## [WORK REQUEST]
Continue the passage below about the founding of Hospital Hill Primary School in Kenya, starting after its final sentence.

## [PROVIDED PASSAGE]

When Dr Gikonyo Kiano returned to Kenya as our first ever PhD holder, he was among others employed as a pump attendant at Caltex, before an uproar saw the future Minister for Commerce secure a job as the first African lecturer at the University of Nairobi.
But there was a problem. Though his wife was African-American, Dr Gikonyo’s kids could not be admitted to the all-white schools, notes Dorothy Stephens in her 2006 memoires, Kwaheri Means Goodbye: Memories of Kenya 1957-1959.
The same problem faced John Karmali, whose wife was English, and five other Asian parents in racially segregated 1950s Kenya.
Karmali thus founded Hospital Hill Primary School in his home before it later relocated to Hospital Hill Road (now State House Road Nairobi).
Gikonyo’s kids only crossed the road from the University of Nairobi to attend what was one of Kenya’s first mixed-race primary schools. The school later got financial assistance from the colonial administration.

## [DATA RECORDS]
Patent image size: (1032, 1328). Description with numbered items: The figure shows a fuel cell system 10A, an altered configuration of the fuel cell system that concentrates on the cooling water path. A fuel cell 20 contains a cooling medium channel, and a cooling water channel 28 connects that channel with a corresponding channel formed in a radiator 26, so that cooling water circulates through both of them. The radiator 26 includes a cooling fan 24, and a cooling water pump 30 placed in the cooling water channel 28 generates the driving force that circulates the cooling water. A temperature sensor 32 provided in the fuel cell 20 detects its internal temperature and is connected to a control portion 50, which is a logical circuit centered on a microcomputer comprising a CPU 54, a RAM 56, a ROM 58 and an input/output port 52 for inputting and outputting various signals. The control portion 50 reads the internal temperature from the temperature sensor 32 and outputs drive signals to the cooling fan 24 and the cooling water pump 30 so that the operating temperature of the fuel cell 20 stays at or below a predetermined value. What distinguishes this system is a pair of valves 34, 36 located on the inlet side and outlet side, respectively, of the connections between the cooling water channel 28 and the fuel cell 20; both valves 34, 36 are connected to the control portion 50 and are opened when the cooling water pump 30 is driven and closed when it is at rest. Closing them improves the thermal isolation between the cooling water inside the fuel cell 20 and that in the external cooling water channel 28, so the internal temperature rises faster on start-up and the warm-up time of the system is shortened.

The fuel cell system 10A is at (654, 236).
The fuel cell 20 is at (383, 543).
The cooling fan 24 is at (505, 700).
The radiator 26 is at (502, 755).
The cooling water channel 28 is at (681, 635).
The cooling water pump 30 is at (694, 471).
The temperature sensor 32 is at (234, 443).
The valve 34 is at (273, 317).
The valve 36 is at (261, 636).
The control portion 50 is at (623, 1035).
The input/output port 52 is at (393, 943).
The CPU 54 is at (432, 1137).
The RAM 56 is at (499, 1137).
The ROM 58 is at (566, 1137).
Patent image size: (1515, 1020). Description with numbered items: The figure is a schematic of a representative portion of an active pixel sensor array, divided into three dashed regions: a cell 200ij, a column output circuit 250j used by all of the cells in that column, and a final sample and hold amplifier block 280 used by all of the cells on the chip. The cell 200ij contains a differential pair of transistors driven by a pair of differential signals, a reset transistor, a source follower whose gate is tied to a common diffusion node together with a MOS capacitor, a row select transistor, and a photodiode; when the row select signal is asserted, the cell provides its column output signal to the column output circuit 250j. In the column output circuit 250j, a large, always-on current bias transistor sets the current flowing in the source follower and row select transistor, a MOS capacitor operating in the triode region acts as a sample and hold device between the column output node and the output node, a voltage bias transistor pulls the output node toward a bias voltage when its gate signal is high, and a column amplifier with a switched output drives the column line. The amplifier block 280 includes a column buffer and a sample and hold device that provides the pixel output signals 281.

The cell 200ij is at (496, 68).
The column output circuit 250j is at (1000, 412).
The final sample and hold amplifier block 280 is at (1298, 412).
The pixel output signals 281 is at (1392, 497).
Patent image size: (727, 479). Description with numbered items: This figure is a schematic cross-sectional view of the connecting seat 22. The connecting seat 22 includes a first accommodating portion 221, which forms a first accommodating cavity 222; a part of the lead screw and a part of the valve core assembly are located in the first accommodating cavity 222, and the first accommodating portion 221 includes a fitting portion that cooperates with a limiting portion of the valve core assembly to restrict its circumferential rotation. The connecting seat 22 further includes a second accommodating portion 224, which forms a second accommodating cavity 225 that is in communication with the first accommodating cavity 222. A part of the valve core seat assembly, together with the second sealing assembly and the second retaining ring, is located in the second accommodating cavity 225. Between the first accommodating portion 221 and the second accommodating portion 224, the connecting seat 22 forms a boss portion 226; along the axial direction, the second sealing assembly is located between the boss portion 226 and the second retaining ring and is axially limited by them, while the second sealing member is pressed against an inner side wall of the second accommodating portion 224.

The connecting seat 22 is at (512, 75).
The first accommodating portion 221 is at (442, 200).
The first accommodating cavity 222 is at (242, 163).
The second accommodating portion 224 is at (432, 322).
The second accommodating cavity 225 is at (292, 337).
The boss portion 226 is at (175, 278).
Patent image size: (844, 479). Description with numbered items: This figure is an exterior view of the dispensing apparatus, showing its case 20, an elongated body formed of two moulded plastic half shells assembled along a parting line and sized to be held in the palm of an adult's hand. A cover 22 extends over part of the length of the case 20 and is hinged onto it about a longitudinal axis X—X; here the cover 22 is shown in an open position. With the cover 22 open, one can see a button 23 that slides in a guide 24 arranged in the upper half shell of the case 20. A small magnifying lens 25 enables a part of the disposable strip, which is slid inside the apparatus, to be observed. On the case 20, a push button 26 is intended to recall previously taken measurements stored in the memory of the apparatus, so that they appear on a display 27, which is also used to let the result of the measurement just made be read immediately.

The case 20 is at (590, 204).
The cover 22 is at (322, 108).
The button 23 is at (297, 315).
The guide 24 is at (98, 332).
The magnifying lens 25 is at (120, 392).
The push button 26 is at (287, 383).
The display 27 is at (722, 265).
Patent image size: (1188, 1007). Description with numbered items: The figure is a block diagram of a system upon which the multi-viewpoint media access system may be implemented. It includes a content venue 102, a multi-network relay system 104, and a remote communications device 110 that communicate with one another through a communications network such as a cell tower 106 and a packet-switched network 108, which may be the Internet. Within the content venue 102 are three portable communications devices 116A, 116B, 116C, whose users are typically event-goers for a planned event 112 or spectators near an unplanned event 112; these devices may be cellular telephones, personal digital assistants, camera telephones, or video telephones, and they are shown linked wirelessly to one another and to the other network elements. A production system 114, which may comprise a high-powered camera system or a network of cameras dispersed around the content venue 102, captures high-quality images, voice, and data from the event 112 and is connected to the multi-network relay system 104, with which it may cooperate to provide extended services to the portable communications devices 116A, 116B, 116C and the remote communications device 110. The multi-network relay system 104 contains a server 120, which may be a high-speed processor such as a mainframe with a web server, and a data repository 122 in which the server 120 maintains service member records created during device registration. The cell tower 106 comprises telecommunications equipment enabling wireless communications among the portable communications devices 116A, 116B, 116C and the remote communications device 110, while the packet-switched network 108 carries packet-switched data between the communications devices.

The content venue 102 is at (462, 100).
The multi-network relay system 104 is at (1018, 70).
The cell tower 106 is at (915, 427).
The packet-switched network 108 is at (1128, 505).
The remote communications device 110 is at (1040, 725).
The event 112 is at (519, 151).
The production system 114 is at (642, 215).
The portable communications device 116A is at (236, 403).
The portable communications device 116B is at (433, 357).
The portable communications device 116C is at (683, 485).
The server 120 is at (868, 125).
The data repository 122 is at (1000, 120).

## [TASK ANSWER]
The school, famed for topping KCPE exams in the 1980s, 1990s and early 2000s, has since reclaimed its former glory and leads other city schools.
It boasts of notable alumni, among them celebrated TV journalist Jeff Koinange who cried on his first day of school in January 1972.
The school that excels in extra curricula activities like music festivals also counts musician Wahu Kagwi, NTV business editor Wallace Kantai and destination and wedding photographer Ben Kiruthi among its alumni.
Others include David Ogot, the Nacada (National Authority for Campaign against Alcohol and Drug Abuse) national coordinator of Alcohol Awareness and founder of Goinghomedotcom Trust, the alcoholics rehab website.